STATED PROBLEM =>
Below are records. Count every line containing the word "with" and give the number alone.

---------- SOURCE MATERIAL

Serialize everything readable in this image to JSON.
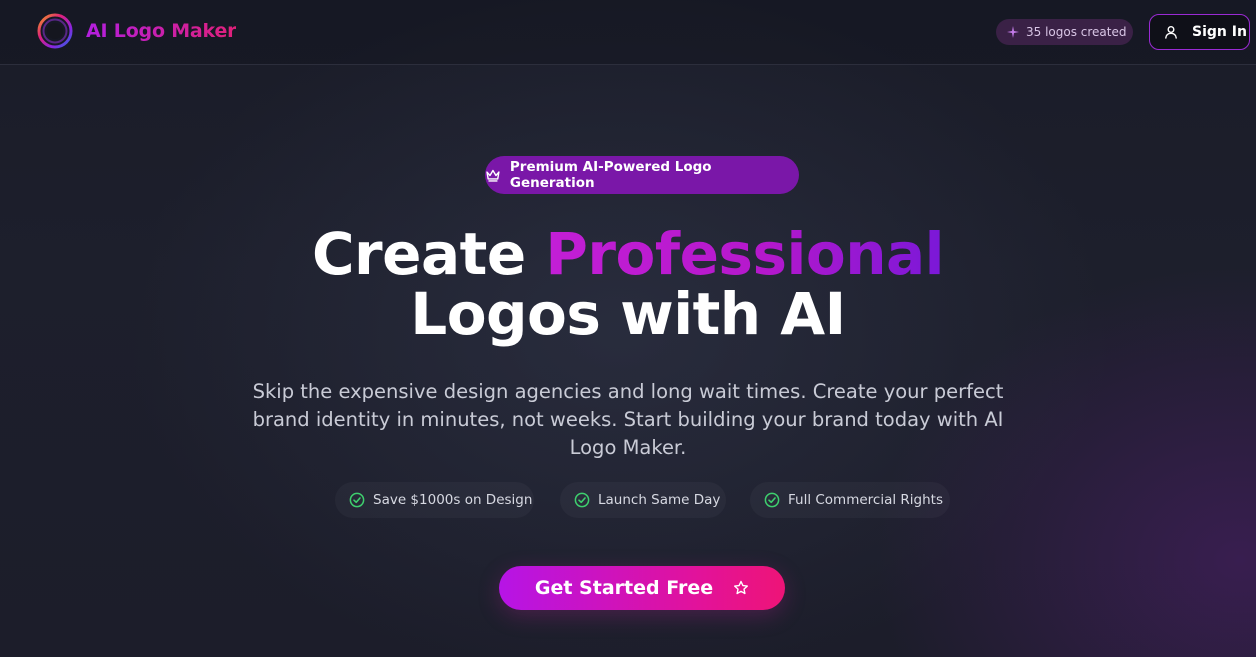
{
  "header": {
    "brand_name": "AI Logo Maker",
    "logos_created": "35 logos created",
    "sign_in_label": "Sign In"
  },
  "hero": {
    "badge": "Premium AI-Powered Logo Generation",
    "headline_part1": "Create ",
    "headline_highlight": "Professional",
    "headline_part2": "Logos with AI",
    "subheading": "Skip the expensive design agencies and long wait times. Create your perfect brand identity in minutes, not weeks. Start building your brand today with AI Logo Maker.",
    "features": [
      {
        "label": "Save $1000s on Design",
        "icon": "check-circle-icon"
      },
      {
        "label": "Launch Same Day",
        "icon": "check-circle-icon"
      },
      {
        "label": "Full Commercial Rights",
        "icon": "check-circle-icon"
      }
    ],
    "cta_label": "Get Started Free"
  },
  "icons": {
    "brand": "ring-logo-icon",
    "counter": "sparkles-icon",
    "sign_in": "user-icon",
    "badge": "crown-icon",
    "cta": "star-icon"
  },
  "colors": {
    "accent_purple": "#b31fe0",
    "accent_pink": "#e0207a",
    "check_green": "#3ecf6e",
    "background": "#1c1d2a"
  }
}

--------------------

TASK RESPONSE =>
2